__MATERIAL TO PROCESS__.
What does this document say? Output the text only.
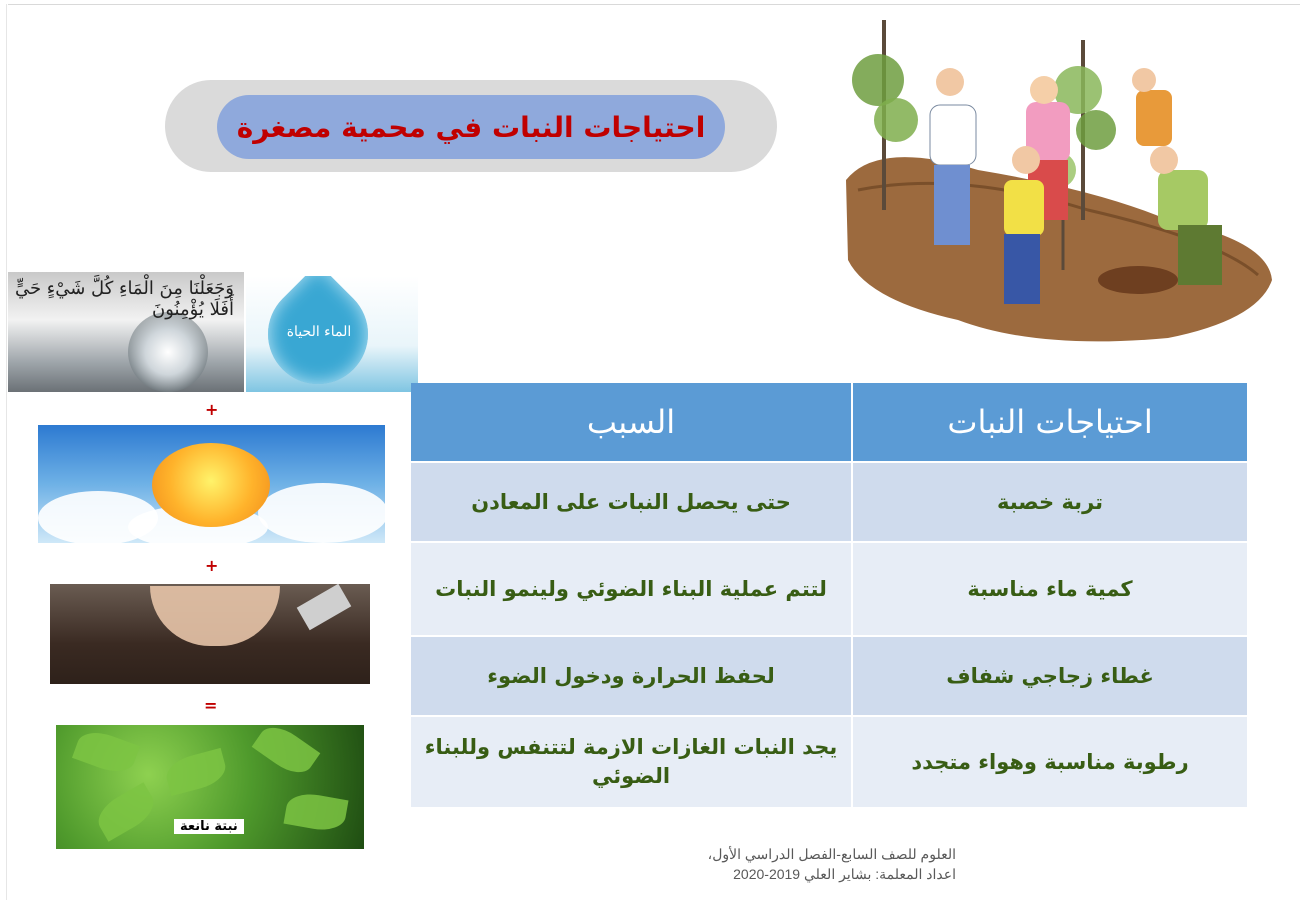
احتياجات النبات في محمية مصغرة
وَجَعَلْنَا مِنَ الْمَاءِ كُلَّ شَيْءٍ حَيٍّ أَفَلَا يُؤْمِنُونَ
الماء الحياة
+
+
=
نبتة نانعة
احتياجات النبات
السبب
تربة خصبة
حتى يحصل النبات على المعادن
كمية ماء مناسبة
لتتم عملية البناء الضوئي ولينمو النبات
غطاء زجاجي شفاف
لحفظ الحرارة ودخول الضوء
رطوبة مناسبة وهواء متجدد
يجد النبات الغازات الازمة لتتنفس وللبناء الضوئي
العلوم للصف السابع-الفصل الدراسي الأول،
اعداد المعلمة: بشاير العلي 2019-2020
* * *
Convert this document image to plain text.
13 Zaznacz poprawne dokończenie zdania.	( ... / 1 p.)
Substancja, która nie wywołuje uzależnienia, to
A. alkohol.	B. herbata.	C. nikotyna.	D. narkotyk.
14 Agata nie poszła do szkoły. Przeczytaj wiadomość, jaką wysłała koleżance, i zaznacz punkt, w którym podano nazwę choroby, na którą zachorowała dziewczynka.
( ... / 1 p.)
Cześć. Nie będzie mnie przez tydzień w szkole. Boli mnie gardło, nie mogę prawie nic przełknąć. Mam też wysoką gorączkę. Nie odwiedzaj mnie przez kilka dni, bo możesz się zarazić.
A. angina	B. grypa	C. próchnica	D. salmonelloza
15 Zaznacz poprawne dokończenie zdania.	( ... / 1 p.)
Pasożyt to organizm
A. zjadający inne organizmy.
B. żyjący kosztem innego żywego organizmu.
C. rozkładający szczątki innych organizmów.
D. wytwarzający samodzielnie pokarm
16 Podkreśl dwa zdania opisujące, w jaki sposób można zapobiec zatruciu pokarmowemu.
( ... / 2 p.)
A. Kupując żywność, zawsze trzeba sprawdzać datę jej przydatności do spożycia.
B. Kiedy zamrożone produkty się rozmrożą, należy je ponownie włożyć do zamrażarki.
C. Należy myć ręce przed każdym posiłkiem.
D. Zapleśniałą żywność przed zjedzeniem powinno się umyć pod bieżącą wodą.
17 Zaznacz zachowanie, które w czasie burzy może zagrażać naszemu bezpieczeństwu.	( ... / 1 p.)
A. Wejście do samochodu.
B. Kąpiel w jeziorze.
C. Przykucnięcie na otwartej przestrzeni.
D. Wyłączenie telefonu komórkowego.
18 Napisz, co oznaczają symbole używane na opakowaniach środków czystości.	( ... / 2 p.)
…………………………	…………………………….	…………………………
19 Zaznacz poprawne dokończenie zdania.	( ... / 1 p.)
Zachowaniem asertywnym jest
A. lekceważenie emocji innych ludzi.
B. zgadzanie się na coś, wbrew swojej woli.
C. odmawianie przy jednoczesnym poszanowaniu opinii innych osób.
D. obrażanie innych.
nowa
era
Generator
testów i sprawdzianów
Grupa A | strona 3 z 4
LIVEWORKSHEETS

__TASK REQUIREMENTS__.
Extract each line from the listing that holds the word "النبات".

__OUTPUT BELOW__.
احتياجات النبات في محمية مصغرة
احتياجات النبات
حتى يحصل النبات على المعادن
لتتم عملية البناء الضوئي ولينمو النبات
يجد النبات الغازات الازمة لتتنفس وللبناء الضوئي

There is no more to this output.